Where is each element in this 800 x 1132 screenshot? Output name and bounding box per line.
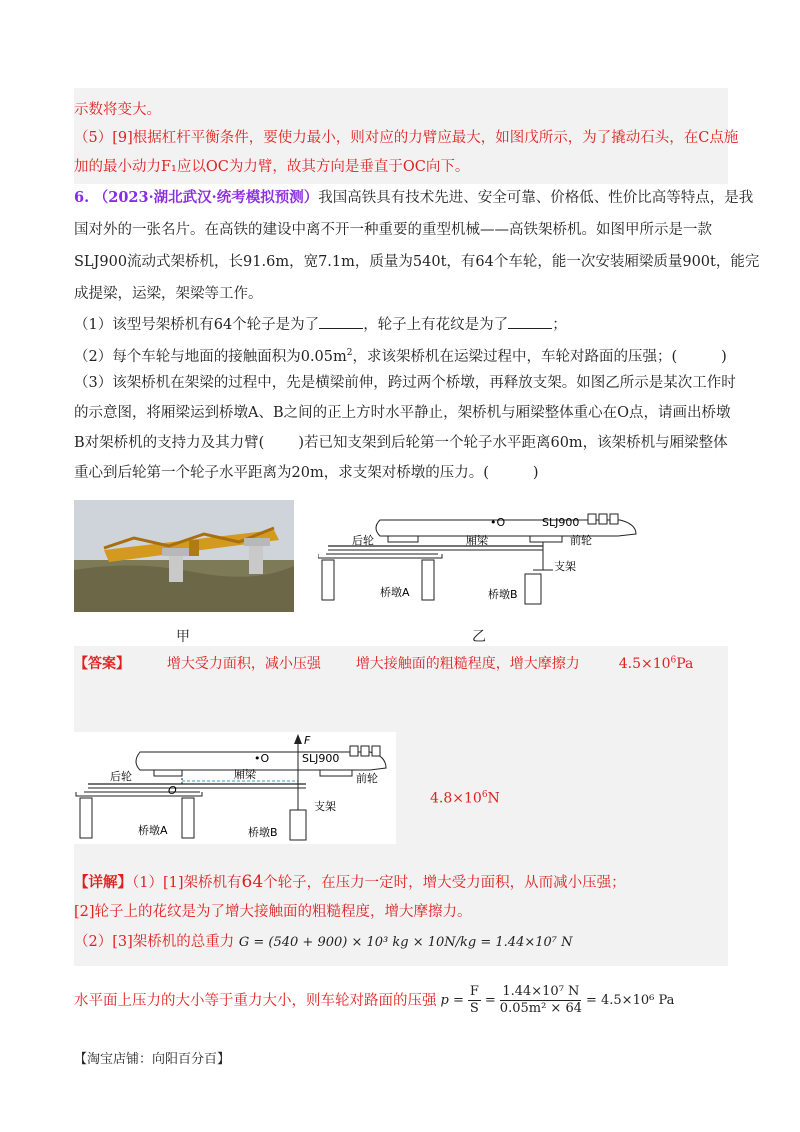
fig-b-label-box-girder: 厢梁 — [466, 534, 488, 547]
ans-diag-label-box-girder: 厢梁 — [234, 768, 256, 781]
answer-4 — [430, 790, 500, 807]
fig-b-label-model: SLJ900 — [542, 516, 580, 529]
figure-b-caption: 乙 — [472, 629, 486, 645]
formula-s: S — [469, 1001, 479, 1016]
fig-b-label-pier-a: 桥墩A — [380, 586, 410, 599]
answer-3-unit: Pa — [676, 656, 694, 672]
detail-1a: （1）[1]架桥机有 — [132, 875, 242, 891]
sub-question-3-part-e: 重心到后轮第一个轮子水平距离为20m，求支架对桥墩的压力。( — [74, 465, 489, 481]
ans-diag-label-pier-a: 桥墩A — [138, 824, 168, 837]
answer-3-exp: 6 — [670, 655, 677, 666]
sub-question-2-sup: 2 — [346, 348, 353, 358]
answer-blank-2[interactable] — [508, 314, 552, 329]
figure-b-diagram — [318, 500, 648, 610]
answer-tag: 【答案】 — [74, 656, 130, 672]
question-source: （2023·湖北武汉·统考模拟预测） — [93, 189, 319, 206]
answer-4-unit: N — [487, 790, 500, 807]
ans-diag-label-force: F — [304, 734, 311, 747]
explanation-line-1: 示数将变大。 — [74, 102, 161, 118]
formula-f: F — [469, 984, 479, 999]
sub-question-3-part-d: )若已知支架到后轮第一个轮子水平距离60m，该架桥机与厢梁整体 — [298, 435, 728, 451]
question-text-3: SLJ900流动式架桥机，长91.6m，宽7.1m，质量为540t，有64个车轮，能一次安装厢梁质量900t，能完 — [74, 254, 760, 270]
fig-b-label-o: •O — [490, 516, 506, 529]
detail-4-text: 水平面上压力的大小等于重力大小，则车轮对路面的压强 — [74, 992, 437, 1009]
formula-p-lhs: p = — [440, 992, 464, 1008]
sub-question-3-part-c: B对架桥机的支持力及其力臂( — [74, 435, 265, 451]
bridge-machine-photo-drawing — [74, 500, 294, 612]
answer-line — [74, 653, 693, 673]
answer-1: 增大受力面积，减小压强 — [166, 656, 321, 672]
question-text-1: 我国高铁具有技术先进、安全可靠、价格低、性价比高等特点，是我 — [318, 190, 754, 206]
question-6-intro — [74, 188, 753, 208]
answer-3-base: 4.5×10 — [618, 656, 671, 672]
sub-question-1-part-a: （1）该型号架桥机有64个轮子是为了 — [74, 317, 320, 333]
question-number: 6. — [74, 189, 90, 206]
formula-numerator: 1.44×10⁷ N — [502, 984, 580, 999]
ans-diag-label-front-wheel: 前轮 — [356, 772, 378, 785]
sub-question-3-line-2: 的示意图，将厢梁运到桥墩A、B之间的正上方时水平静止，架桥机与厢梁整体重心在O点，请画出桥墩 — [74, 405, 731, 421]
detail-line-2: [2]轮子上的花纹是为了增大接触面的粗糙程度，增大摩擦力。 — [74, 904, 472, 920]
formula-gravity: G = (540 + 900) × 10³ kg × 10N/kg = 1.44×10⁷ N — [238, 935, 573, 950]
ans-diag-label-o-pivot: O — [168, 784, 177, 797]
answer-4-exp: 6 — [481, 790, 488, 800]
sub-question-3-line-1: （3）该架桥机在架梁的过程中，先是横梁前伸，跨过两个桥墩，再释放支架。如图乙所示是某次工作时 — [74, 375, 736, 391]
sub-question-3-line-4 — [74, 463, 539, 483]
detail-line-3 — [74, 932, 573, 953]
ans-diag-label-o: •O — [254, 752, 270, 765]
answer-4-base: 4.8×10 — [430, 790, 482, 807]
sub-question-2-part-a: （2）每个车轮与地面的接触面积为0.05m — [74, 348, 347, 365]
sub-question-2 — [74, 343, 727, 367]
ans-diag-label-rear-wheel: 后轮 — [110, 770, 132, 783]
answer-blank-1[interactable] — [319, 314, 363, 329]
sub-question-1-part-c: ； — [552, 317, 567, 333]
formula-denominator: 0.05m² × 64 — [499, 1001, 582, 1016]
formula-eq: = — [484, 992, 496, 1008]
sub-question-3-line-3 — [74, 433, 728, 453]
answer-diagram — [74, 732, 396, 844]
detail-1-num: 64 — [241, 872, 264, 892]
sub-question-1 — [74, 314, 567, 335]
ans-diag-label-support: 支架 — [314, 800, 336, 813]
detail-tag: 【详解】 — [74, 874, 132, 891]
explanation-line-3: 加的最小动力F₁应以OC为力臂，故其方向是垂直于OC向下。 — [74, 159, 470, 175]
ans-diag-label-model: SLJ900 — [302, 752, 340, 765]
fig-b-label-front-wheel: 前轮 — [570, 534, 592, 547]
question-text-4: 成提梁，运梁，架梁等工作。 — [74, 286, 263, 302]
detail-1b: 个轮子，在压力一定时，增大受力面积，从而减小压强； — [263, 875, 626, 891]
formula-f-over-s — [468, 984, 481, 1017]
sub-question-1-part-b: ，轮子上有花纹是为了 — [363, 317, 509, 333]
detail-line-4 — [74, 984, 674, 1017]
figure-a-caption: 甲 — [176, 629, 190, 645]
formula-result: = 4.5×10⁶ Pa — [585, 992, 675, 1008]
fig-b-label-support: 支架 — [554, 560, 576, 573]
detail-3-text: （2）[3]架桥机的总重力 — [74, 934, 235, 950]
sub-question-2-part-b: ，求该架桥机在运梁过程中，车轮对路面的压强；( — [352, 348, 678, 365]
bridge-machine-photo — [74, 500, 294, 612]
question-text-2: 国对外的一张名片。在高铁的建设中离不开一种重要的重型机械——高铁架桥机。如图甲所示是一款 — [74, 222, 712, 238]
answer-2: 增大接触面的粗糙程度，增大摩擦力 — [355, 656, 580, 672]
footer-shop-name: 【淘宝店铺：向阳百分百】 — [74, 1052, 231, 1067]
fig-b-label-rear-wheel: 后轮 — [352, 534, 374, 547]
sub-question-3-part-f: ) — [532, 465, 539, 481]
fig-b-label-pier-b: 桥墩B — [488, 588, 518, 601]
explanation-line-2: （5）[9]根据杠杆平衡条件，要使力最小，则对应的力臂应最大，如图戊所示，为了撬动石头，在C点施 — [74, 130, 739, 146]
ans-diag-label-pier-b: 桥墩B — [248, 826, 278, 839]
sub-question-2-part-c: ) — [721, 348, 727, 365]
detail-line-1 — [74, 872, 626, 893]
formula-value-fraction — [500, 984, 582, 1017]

◆ Directive:
Copy every line of the records above word for word, leaving out the pictures.

◆ Worked solution:
Where is each element in this 800 x 1132 screenshot? Output name and bounding box per line.
fig-b-label-box-girder: 厢梁 — [466, 534, 488, 547]
ans-diag-label-box-girder: 厢梁 — [234, 768, 256, 781]
answer-4 — [430, 790, 500, 807]
fig-b-label-model: SLJ900 — [542, 516, 580, 529]
figure-b-caption: 乙 — [472, 629, 486, 645]
formula-s: S — [469, 1001, 479, 1016]
fig-b-label-pier-a: 桥墩A — [380, 586, 410, 599]
answer-3-unit: Pa — [676, 656, 694, 672]
detail-1a: （1）[1]架桥机有 — [132, 875, 242, 891]
sub-question-3-part-e: 重心到后轮第一个轮子水平距离为20m，求支架对桥墩的压力。( — [74, 465, 489, 481]
ans-diag-label-pier-a: 桥墩A — [138, 824, 168, 837]
answer-3-exp: 6 — [670, 655, 677, 666]
sub-question-2-sup: 2 — [346, 348, 353, 358]
answer-blank-2[interactable] — [508, 314, 552, 329]
figure-b-diagram — [318, 500, 648, 610]
answer-tag: 【答案】 — [74, 656, 130, 672]
question-source: （2023·湖北武汉·统考模拟预测） — [93, 189, 319, 206]
answer-4-unit: N — [487, 790, 500, 807]
ans-diag-label-force: F — [304, 734, 311, 747]
explanation-line-1: 示数将变大。 — [74, 102, 161, 118]
formula-f: F — [469, 984, 479, 999]
sub-question-3-part-d: )若已知支架到后轮第一个轮子水平距离60m，该架桥机与厢梁整体 — [298, 435, 728, 451]
question-text-3: SLJ900流动式架桥机，长91.6m，宽7.1m，质量为540t，有64个车轮，能一次安装厢梁质量900t，能完 — [74, 254, 760, 270]
fig-b-label-o: •O — [490, 516, 506, 529]
detail-4-text: 水平面上压力的大小等于重力大小，则车轮对路面的压强 — [74, 992, 437, 1009]
formula-p-lhs: p = — [440, 992, 464, 1008]
sub-question-3-part-c: B对架桥机的支持力及其力臂( — [74, 435, 265, 451]
bridge-machine-photo-drawing — [74, 500, 294, 612]
answer-line — [74, 653, 693, 673]
answer-1: 增大受力面积，减小压强 — [166, 656, 321, 672]
question-text-1: 我国高铁具有技术先进、安全可靠、价格低、性价比高等特点，是我 — [318, 190, 754, 206]
question-6-intro — [74, 188, 753, 208]
answer-3-base: 4.5×10 — [618, 656, 671, 672]
sub-question-1-part-a: （1）该型号架桥机有64个轮子是为了 — [74, 317, 320, 333]
question-number: 6. — [74, 189, 90, 206]
formula-numerator: 1.44×10⁷ N — [502, 984, 580, 999]
ans-diag-label-front-wheel: 前轮 — [356, 772, 378, 785]
sub-question-3-line-2: 的示意图，将厢梁运到桥墩A、B之间的正上方时水平静止，架桥机与厢梁整体重心在O点，请画出桥墩 — [74, 405, 731, 421]
detail-line-2: [2]轮子上的花纹是为了增大接触面的粗糙程度，增大摩擦力。 — [74, 904, 472, 920]
formula-gravity: G = (540 + 900) × 10³ kg × 10N/kg = 1.44×10⁷ N — [238, 935, 573, 950]
ans-diag-label-o-pivot: O — [168, 784, 177, 797]
answer-4-exp: 6 — [481, 790, 488, 800]
sub-question-3-line-1: （3）该架桥机在架梁的过程中，先是横梁前伸，跨过两个桥墩，再释放支架。如图乙所示是某次工作时 — [74, 375, 736, 391]
sub-question-3-line-4 — [74, 463, 539, 483]
detail-line-3 — [74, 932, 573, 953]
ans-diag-label-o: •O — [254, 752, 270, 765]
answer-4-base: 4.8×10 — [430, 790, 482, 807]
sub-question-2-part-a: （2）每个车轮与地面的接触面积为0.05m — [74, 348, 347, 365]
sub-question-2 — [74, 343, 727, 367]
ans-diag-label-rear-wheel: 后轮 — [110, 770, 132, 783]
answer-blank-1[interactable] — [319, 314, 363, 329]
sub-question-1-part-c: ； — [552, 317, 567, 333]
formula-denominator: 0.05m² × 64 — [499, 1001, 582, 1016]
formula-eq: = — [484, 992, 496, 1008]
sub-question-3-line-3 — [74, 433, 728, 453]
answer-diagram — [74, 732, 396, 844]
detail-1-num: 64 — [241, 872, 264, 892]
sub-question-1 — [74, 314, 567, 335]
ans-diag-label-support: 支架 — [314, 800, 336, 813]
detail-tag: 【详解】 — [74, 874, 132, 891]
explanation-line-3: 加的最小动力F₁应以OC为力臂，故其方向是垂直于OC向下。 — [74, 159, 470, 175]
ans-diag-label-model: SLJ900 — [302, 752, 340, 765]
fig-b-label-front-wheel: 前轮 — [570, 534, 592, 547]
question-text-4: 成提梁，运梁，架梁等工作。 — [74, 286, 263, 302]
detail-1b: 个轮子，在压力一定时，增大受力面积，从而减小压强； — [263, 875, 626, 891]
formula-f-over-s — [468, 984, 481, 1017]
sub-question-1-part-b: ，轮子上有花纹是为了 — [363, 317, 509, 333]
detail-line-4 — [74, 984, 674, 1017]
figure-a-caption: 甲 — [176, 629, 190, 645]
formula-result: = 4.5×10⁶ Pa — [585, 992, 675, 1008]
fig-b-label-support: 支架 — [554, 560, 576, 573]
detail-3-text: （2）[3]架桥机的总重力 — [74, 934, 235, 950]
sub-question-2-part-b: ，求该架桥机在运梁过程中，车轮对路面的压强；( — [352, 348, 678, 365]
bridge-machine-photo — [74, 500, 294, 612]
question-text-2: 国对外的一张名片。在高铁的建设中离不开一种重要的重型机械——高铁架桥机。如图甲所示是一款 — [74, 222, 712, 238]
answer-2: 增大接触面的粗糙程度，增大摩擦力 — [355, 656, 580, 672]
footer-shop-name: 【淘宝店铺：向阳百分百】 — [74, 1052, 231, 1067]
fig-b-label-rear-wheel: 后轮 — [352, 534, 374, 547]
sub-question-3-part-f: ) — [532, 465, 539, 481]
fig-b-label-pier-b: 桥墩B — [488, 588, 518, 601]
explanation-line-2: （5）[9]根据杠杆平衡条件，要使力最小，则对应的力臂应最大，如图戊所示，为了撬动石头，在C点施 — [74, 130, 739, 146]
ans-diag-label-pier-b: 桥墩B — [248, 826, 278, 839]
sub-question-2-part-c: ) — [721, 348, 727, 365]
detail-line-1 — [74, 872, 626, 893]
formula-value-fraction — [500, 984, 582, 1017]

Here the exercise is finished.